* **Work instructions**:
Please transcribe the listing below in full and word for word, without its pictures.

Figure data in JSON

** begin **

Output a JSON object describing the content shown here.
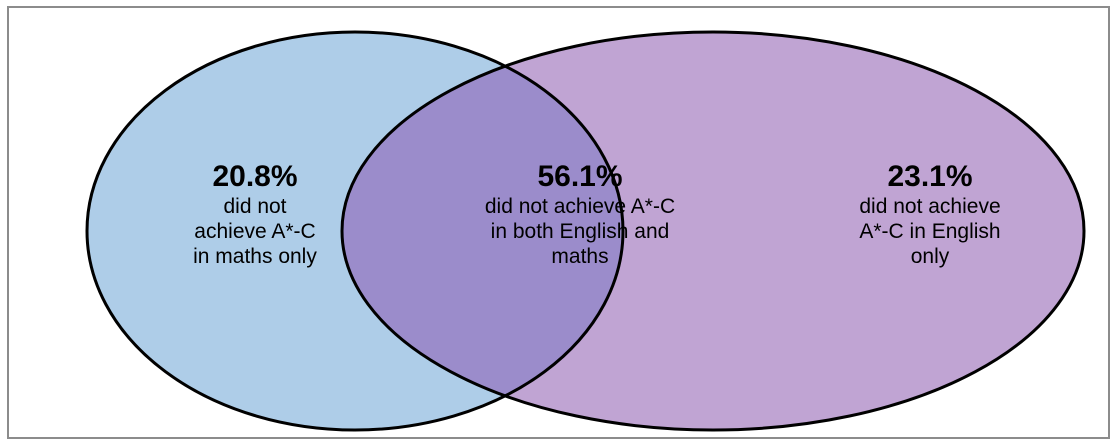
{
  "diagram": {
    "colors": {
      "maths_circle": "#aecde8",
      "english_circle": "#c0a4d3",
      "overlap": "#9b8ccb",
      "outline": "#000000"
    },
    "maths_only": {
      "percent": "20.8%",
      "line1": "did not",
      "line2": "achieve A*-C",
      "line3": "in maths only"
    },
    "both": {
      "percent": "56.1%",
      "line1": "did not achieve A*-C",
      "line2": "in both English and",
      "line3": "maths"
    },
    "english_only": {
      "percent": "23.1%",
      "line1": "did not achieve",
      "line2": "A*-C in English",
      "line3": "only"
    }
  }
}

** end **

* **Task response**:
Output a JSON object describing the content shown here.
{
  "diagram": {
    "colors": {
      "maths_circle": "#aecde8",
      "english_circle": "#c0a4d3",
      "overlap": "#9b8ccb",
      "outline": "#000000"
    },
    "maths_only": {
      "percent": "20.8%",
      "line1": "did not",
      "line2": "achieve A*-C",
      "line3": "in maths only"
    },
    "both": {
      "percent": "56.1%",
      "line1": "did not achieve A*-C",
      "line2": "in both English and",
      "line3": "maths"
    },
    "english_only": {
      "percent": "23.1%",
      "line1": "did not achieve",
      "line2": "A*-C in English",
      "line3": "only"
    }
  }
}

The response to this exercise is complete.